***** Texte présenté

Crédit photo : Pierre Léveillé

L’art de Steven Spazuk est unique. Ses œuvres sont créées par les traces de suie laissées par une flamme en guise de pinceau, qu’il modifie ensuite avec différents outils et méthodes. Des formes et images en noir et blanc, parfois de formes vaporeuses, parfois d’une précision surprenante. Son travail incarne ses convictions environnementales et humaines qu’il représente par des symboles. Son exposition Autres convictions et interprétations avec ses plus récentes œuvres a maintenant lieu à la galerie C.O.A. depuis dimanche, une exposition gratuite ouverte au public jusqu’au 7 février.

Le choix de ses sujets concorde avec la fragilité du médium utilisé. Steven Spazuk représente des oiseaux placés sur des bombes et des grenades, jouant avec la mèche ou la goupille, n’ayant pas conscience du risque. Il y a aussi un pingouin, un ours polaire, et un caribou avec un pigeon voyageur posé sur son bois près d’une bombe, l’air hagard. L’intérêt de l’artiste pour ces animaux est lié à son attachement pour la cause environnementale, puisqu’ils sont en voie d’extinction ou bien éteints, comme le pigeon voyageur.

Des portraits géants faits à partir de la suie impressionnent par leur détail et leur grandeur. On pense en particulier au portrait de sa femme Danielle, qui a combattu un cancer du sein. L’artiste a entre autres utilisé symboliquement les cheveux de sa femme tombés durant la chimiothérapie pour faire des pinceaux et créer l’effet des cheveux sur son œuvre.

J’ai rencontré Steven Spazuk, montréalais d’origine, lors du vernissage de l’exposition. J’ai ainsi pu comprendre le personnage et les raisons de sa célébrité récente. L’élément déclencheur de celle-ci fut un vidéo-portrait de lui par Patrick Peris publié en octobre 2014 le présentant dans son atelier alors qu’il utilisait sa technique du fumage. Cette vidéo a été vue par près de 800 000 personnes. Le vidéo viral combiné avec sa nouvelle série d’œuvres a suscité beaucoup d’intérêt et vinrent par la suite les multiples invitations à exposer dans le monde – et l’explosion de ses ventes.

**********

Recopiez le passage du texte sur l'art de Steven Spazuk qui va de « Le choix de » jusqu'à « sur son œuvre. » inclus.

***** Données fournies

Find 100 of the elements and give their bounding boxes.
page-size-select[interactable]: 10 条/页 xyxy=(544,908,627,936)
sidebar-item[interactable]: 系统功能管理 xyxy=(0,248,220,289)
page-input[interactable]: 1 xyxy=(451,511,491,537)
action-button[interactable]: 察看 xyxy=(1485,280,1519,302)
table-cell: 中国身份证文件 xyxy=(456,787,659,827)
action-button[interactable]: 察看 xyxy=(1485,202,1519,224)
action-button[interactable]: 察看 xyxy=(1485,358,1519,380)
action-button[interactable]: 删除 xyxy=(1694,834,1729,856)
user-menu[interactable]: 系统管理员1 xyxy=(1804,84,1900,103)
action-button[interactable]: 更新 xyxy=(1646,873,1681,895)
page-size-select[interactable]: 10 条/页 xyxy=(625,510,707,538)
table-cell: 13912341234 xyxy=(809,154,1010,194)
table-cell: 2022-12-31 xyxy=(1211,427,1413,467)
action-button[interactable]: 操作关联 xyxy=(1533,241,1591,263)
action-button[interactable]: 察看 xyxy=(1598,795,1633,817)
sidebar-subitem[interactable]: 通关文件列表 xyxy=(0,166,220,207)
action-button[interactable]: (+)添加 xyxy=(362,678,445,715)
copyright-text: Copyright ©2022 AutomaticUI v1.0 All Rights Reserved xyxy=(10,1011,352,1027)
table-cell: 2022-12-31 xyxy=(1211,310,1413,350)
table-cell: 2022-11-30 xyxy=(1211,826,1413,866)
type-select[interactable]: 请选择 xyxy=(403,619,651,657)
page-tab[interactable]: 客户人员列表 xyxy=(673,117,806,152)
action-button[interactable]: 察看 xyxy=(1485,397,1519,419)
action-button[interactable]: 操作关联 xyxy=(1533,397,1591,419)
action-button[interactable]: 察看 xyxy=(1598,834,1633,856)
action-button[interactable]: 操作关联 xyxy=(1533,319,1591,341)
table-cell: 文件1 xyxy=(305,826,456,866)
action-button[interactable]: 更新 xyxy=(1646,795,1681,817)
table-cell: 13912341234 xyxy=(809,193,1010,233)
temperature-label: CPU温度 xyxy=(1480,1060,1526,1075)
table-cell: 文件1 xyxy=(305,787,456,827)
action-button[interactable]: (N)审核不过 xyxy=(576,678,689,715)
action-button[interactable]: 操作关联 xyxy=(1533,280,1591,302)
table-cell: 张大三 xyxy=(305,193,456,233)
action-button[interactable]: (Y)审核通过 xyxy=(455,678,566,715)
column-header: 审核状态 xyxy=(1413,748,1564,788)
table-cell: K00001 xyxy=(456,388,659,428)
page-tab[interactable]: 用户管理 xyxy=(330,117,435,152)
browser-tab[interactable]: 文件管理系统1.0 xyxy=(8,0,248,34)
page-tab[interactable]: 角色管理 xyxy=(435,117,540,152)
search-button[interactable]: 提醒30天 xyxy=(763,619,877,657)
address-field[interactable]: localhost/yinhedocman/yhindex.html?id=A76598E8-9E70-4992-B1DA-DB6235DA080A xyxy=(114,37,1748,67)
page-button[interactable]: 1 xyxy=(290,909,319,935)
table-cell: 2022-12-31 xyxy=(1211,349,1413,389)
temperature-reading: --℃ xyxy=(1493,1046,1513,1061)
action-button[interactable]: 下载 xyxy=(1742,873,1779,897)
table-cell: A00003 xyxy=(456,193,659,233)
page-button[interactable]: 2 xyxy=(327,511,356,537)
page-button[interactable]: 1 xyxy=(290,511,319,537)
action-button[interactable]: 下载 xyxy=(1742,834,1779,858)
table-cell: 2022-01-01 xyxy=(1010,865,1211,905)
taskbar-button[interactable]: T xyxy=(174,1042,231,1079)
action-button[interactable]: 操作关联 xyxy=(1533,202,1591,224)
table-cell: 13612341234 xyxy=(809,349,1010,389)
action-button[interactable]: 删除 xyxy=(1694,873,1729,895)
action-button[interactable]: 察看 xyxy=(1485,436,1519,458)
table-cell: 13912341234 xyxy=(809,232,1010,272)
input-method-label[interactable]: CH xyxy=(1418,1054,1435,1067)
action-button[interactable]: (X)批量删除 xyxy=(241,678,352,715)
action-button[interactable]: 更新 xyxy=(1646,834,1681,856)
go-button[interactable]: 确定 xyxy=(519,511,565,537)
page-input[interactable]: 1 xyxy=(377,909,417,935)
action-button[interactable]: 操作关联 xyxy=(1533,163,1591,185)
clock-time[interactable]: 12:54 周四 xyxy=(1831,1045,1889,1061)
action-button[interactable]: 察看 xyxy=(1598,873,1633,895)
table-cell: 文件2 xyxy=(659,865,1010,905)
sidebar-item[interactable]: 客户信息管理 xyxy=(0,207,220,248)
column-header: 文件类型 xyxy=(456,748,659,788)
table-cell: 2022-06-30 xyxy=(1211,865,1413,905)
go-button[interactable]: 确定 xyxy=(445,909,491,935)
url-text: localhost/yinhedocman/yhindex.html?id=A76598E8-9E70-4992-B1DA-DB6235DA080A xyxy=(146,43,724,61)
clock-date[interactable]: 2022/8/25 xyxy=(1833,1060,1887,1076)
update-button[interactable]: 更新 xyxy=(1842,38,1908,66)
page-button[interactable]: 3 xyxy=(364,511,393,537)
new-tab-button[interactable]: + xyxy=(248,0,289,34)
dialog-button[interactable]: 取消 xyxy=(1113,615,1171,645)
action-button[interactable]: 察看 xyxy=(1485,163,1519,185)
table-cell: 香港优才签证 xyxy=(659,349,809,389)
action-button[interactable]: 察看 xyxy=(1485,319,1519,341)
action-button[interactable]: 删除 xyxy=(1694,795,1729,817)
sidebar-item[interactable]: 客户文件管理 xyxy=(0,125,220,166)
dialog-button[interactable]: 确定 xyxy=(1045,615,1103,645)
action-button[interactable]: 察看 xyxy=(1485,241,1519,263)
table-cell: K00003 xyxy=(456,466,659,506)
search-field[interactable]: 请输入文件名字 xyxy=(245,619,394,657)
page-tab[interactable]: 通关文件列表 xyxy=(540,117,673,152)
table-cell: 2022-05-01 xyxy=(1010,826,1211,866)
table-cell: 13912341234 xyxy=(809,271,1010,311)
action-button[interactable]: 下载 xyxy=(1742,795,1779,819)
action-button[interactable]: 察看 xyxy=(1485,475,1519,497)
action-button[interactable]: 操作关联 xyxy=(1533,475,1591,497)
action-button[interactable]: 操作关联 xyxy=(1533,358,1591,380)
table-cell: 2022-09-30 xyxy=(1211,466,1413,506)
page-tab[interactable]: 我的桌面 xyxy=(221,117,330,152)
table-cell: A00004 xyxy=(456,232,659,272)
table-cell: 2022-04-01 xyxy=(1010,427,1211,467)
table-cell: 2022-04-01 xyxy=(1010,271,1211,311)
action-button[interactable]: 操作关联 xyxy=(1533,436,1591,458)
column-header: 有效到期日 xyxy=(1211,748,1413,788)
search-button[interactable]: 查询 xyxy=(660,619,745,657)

**********

Réponse rédigée:
Le choix de ses sujets concorde avec la fragilité du médium utilisé. Steven Spazuk représente des oiseaux placés sur des bombes et des grenades, jouant avec la mèche ou la goupille, n’ayant pas conscience du risque. Il y a aussi un pingouin, un ours polaire, et un caribou avec un pigeon voyageur posé sur son bois près d’une bombe, l’air hagard. L’intérêt de l’artiste pour ces animaux est lié à son attachement pour la cause environnementale, puisqu’ils sont en voie d’extinction ou bien éteints, comme le pigeon voyageur.

Des portraits géants faits à partir de la suie impressionnent par leur détail et leur grandeur. On pense en particulier au portrait de sa femme Danielle, qui a combattu un cancer du sein. L’artiste a entre autres utilisé symboliquement les cheveux de sa femme tombés durant la chimiothérapie pour faire des pinceaux et créer l’effet des cheveux sur son œuvre.